What to work on ▸ Give back each entry unchanged, minus pictures.
-- Begin Rows --
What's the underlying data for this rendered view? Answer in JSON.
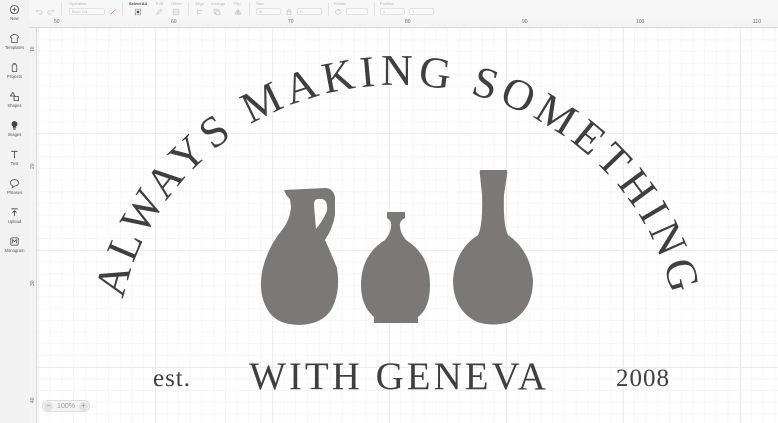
{
  "sidebar": {
    "items": [
      {
        "label": "New",
        "icon": "plus-circle-icon"
      },
      {
        "label": "Templates",
        "icon": "shirt-icon"
      },
      {
        "label": "Projects",
        "icon": "projects-icon"
      },
      {
        "label": "Shapes",
        "icon": "shapes-icon"
      },
      {
        "label": "Images",
        "icon": "lightbulb-icon"
      },
      {
        "label": "Text",
        "icon": "text-icon"
      },
      {
        "label": "Phrases",
        "icon": "speech-bubble-icon"
      },
      {
        "label": "Upload",
        "icon": "upload-icon"
      },
      {
        "label": "Monogram",
        "icon": "monogram-icon"
      }
    ]
  },
  "toolbar": {
    "operation_label": "Operation",
    "operation_value": "Basic Cut",
    "select_all_label": "Select All",
    "edit_label": "Edit",
    "offset_label": "Offset",
    "align_label": "Align",
    "arrange_label": "Arrange",
    "flip_label": "Flip",
    "size_label": "Size",
    "size_w": "W",
    "size_h": "H",
    "rotate_label": "Rotate",
    "position_label": "Position",
    "pos_x": "X",
    "pos_y": "Y"
  },
  "ruler": {
    "top_labels": [
      "50",
      "60",
      "70",
      "80",
      "90",
      "100",
      "110"
    ],
    "left_labels": [
      "10",
      "20",
      "30",
      "40"
    ]
  },
  "design": {
    "arc_text": "ALWAYS MAKING SOMETHING",
    "main_text": "WITH GENEVA",
    "est_text": "est.",
    "year_text": "2008",
    "vase_color": "#7d7878",
    "text_color": "#3f3f3f"
  },
  "zoom": {
    "minus": "−",
    "value": "100%",
    "plus": "+"
  }
}
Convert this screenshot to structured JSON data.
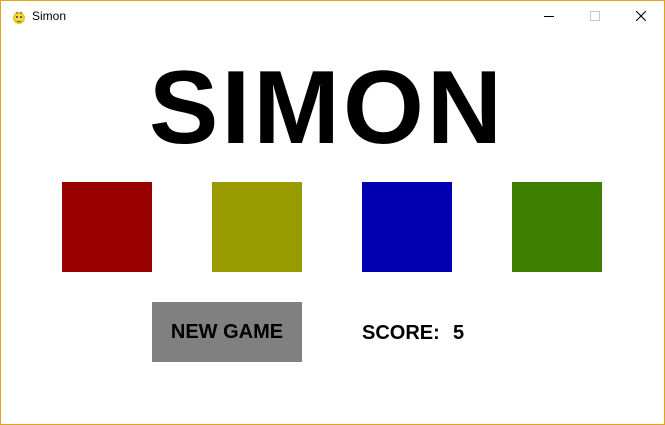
{
  "window": {
    "title": "Simon",
    "app_icon": "pygame-snake-icon",
    "controls": {
      "minimize_icon": "minimize-icon",
      "maximize_icon": "maximize-icon",
      "close_icon": "close-icon"
    },
    "border_color": "#e3a21a"
  },
  "game": {
    "title": "SIMON",
    "squares": [
      {
        "name": "red",
        "color": "#990000"
      },
      {
        "name": "yellow",
        "color": "#999900"
      },
      {
        "name": "blue",
        "color": "#0000b3"
      },
      {
        "name": "green",
        "color": "#3f7f00"
      }
    ],
    "new_game_label": "NEW GAME",
    "new_game_color": "#808080",
    "score_label": "SCORE:",
    "score_value": "5"
  }
}
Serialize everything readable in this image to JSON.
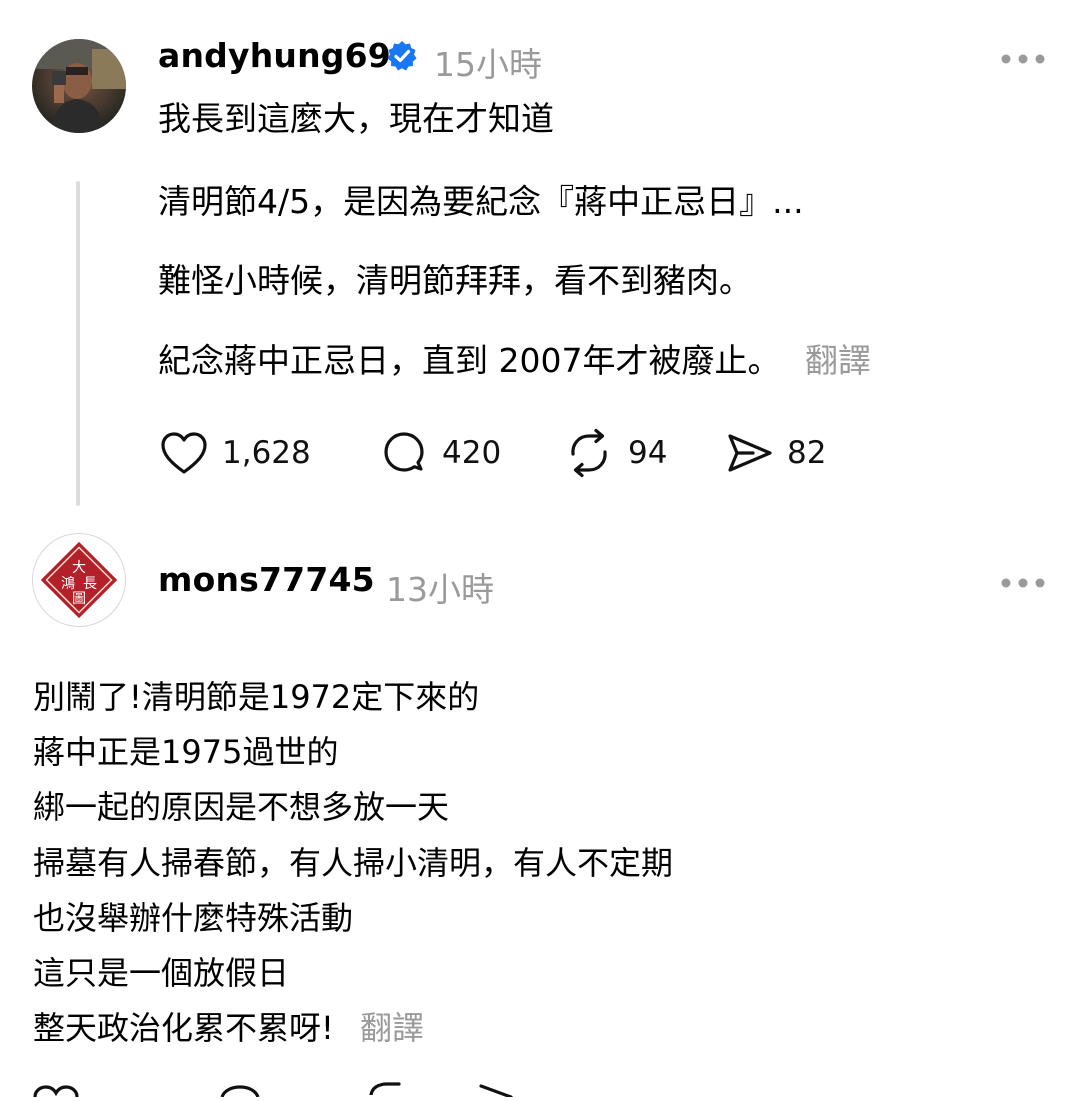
{
  "post": {
    "username": "andyhung69",
    "verified_icon": "verified-badge-icon",
    "time": "15小時",
    "more_icon": "more-horizontal-icon",
    "line1": "我長到這麼大，現在才知道",
    "line2": "清明節4/5，是因為要紀念『蔣中正忌日』...",
    "line3": "難怪小時候，清明節拜拜，看不到豬肉。",
    "line4": "紀念蔣中正忌日，直到 2007年才被廢止。",
    "translate": "翻譯",
    "actions": {
      "likes": "1,628",
      "comments": "420",
      "reposts": "94",
      "shares": "82"
    }
  },
  "reply": {
    "username": "mons77745",
    "time": "13小時",
    "more_icon": "more-horizontal-icon",
    "avatar_text": [
      "大",
      "長",
      "鴻",
      "圖"
    ],
    "lines": [
      "別鬧了!清明節是1972定下來的",
      "蔣中正是1975過世的",
      "綁一起的原因是不想多放一天",
      "掃墓有人掃春節，有人掃小清明，有人不定期",
      "也沒舉辦什麼特殊活動",
      "這只是一個放假日",
      "整天政治化累不累呀!"
    ],
    "translate": "翻譯"
  },
  "colors": {
    "verified": "#1877f2",
    "muted": "#9a9a9a",
    "seal_red": "#b3202a"
  }
}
-- End Rows --
Solution ▸
What's the underlying data for this rendered view? Answer in JSON.
{
  "sidebar": {
    "items": [
      {
        "label": "New",
        "icon": "plus-circle-icon"
      },
      {
        "label": "Templates",
        "icon": "shirt-icon"
      },
      {
        "label": "Projects",
        "icon": "projects-icon"
      },
      {
        "label": "Shapes",
        "icon": "shapes-icon"
      },
      {
        "label": "Images",
        "icon": "lightbulb-icon"
      },
      {
        "label": "Text",
        "icon": "text-icon"
      },
      {
        "label": "Phrases",
        "icon": "speech-bubble-icon"
      },
      {
        "label": "Upload",
        "icon": "upload-icon"
      },
      {
        "label": "Monogram",
        "icon": "monogram-icon"
      }
    ]
  },
  "toolbar": {
    "operation_label": "Operation",
    "operation_value": "Basic Cut",
    "select_all_label": "Select All",
    "edit_label": "Edit",
    "offset_label": "Offset",
    "align_label": "Align",
    "arrange_label": "Arrange",
    "flip_label": "Flip",
    "size_label": "Size",
    "size_w": "W",
    "size_h": "H",
    "rotate_label": "Rotate",
    "position_label": "Position",
    "pos_x": "X",
    "pos_y": "Y"
  },
  "ruler": {
    "top_labels": [
      "50",
      "60",
      "70",
      "80",
      "90",
      "100",
      "110"
    ],
    "left_labels": [
      "10",
      "20",
      "30",
      "40"
    ]
  },
  "design": {
    "arc_text": "ALWAYS MAKING SOMETHING",
    "main_text": "WITH GENEVA",
    "est_text": "est.",
    "year_text": "2008",
    "vase_color": "#7d7878",
    "text_color": "#3f3f3f"
  },
  "zoom": {
    "minus": "−",
    "value": "100%",
    "plus": "+"
  }
}
Convert this screenshot to structured JSON data.
{
  "window": {
    "title": "Simon",
    "app_icon": "pygame-snake-icon",
    "controls": {
      "minimize_icon": "minimize-icon",
      "maximize_icon": "maximize-icon",
      "close_icon": "close-icon"
    },
    "border_color": "#e3a21a"
  },
  "game": {
    "title": "SIMON",
    "squares": [
      {
        "name": "red",
        "color": "#990000"
      },
      {
        "name": "yellow",
        "color": "#999900"
      },
      {
        "name": "blue",
        "color": "#0000b3"
      },
      {
        "name": "green",
        "color": "#3f7f00"
      }
    ],
    "new_game_label": "NEW GAME",
    "new_game_color": "#808080",
    "score_label": "SCORE:",
    "score_value": "5"
  }
}
Serialize everything readable in this image to JSON.
{
  "post": {
    "username": "andyhung69",
    "verified_icon": "verified-badge-icon",
    "time": "15小時",
    "more_icon": "more-horizontal-icon",
    "line1": "我長到這麼大，現在才知道",
    "line2": "清明節4/5，是因為要紀念『蔣中正忌日』...",
    "line3": "難怪小時候，清明節拜拜，看不到豬肉。",
    "line4": "紀念蔣中正忌日，直到 2007年才被廢止。",
    "translate": "翻譯",
    "actions": {
      "likes": "1,628",
      "comments": "420",
      "reposts": "94",
      "shares": "82"
    }
  },
  "reply": {
    "username": "mons77745",
    "time": "13小時",
    "more_icon": "more-horizontal-icon",
    "avatar_text": [
      "大",
      "長",
      "鴻",
      "圖"
    ],
    "lines": [
      "別鬧了!清明節是1972定下來的",
      "蔣中正是1975過世的",
      "綁一起的原因是不想多放一天",
      "掃墓有人掃春節，有人掃小清明，有人不定期",
      "也沒舉辦什麼特殊活動",
      "這只是一個放假日",
      "整天政治化累不累呀!"
    ],
    "translate": "翻譯"
  },
  "colors": {
    "verified": "#1877f2",
    "muted": "#9a9a9a",
    "seal_red": "#b3202a"
  }
}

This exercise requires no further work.